— Begin Data excerpts —

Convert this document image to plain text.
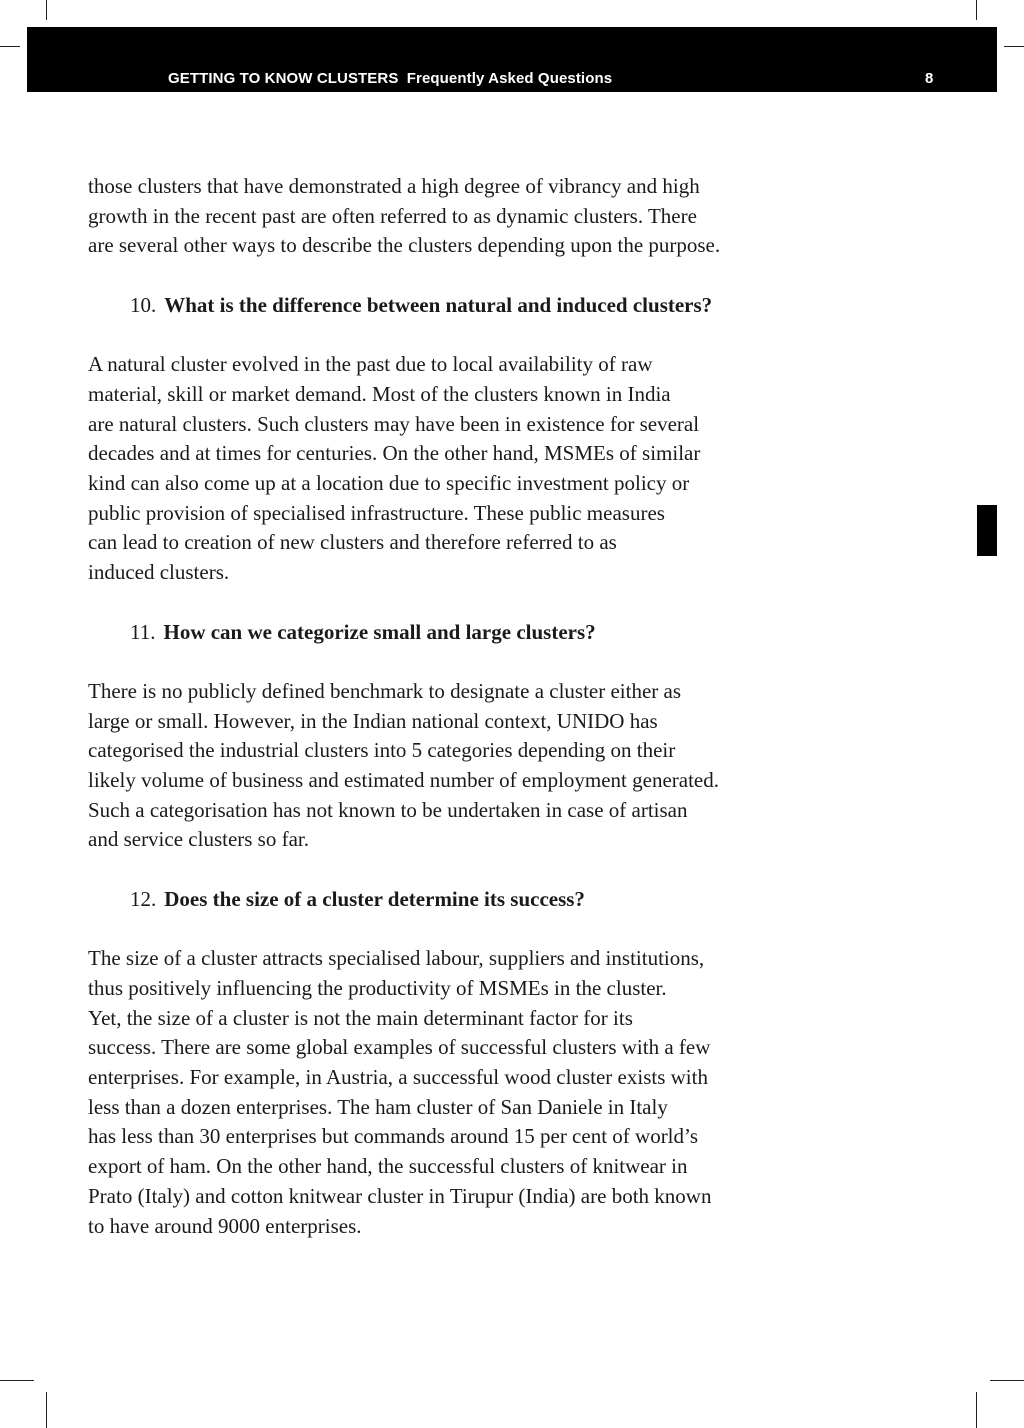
GETTING TO KNOW CLUSTERS Frequently Asked Questions	8

those clusters that have demonstrated a high degree of vibrancy and high
growth in the recent past are often referred to as dynamic clusters. There
are several other ways to describe the clusters depending upon the purpose.

10. What is the difference between natural and induced clusters?

A natural cluster evolved in the past due to local availability of raw
material, skill or market demand. Most of the clusters known in India
are natural clusters. Such clusters may have been in existence for several
decades and at times for centuries. On the other hand, MSMEs of similar
kind can also come up at a location due to specific investment policy or
public provision of specialised infrastructure. These public measures
can lead to creation of new clusters and therefore referred to as
induced clusters.

11. How can we categorize small and large clusters?

There is no publicly defined benchmark to designate a cluster either as
large or small. However, in the Indian national context, UNIDO has
categorised the industrial clusters into 5 categories depending on their
likely volume of business and estimated number of employment generated.
Such a categorisation has not known to be undertaken in case of artisan
and service clusters so far.

12. Does the size of a cluster determine its success?

The size of a cluster attracts specialised labour, suppliers and institutions,
thus positively influencing the productivity of MSMEs in the cluster.
Yet, the size of a cluster is not the main determinant factor for its
success. There are some global examples of successful clusters with a few
enterprises. For example, in Austria, a successful wood cluster exists with
less than a dozen enterprises. The ham cluster of San Daniele in Italy
has less than 30 enterprises but commands around 15 per cent of world’s
export of ham. On the other hand, the successful clusters of knitwear in
Prato (Italy) and cotton knitwear cluster in Tirupur (India) are both known
to have around 9000 enterprises.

— End Data excerpts —

▶ Given problem: Isolate the lines above that contain the word "than" and copy them.

▶ Correct answer:
less than a dozen enterprises. The ham cluster of San Daniele in Italy
has less than 30 enterprises but commands around 15 per cent of world’s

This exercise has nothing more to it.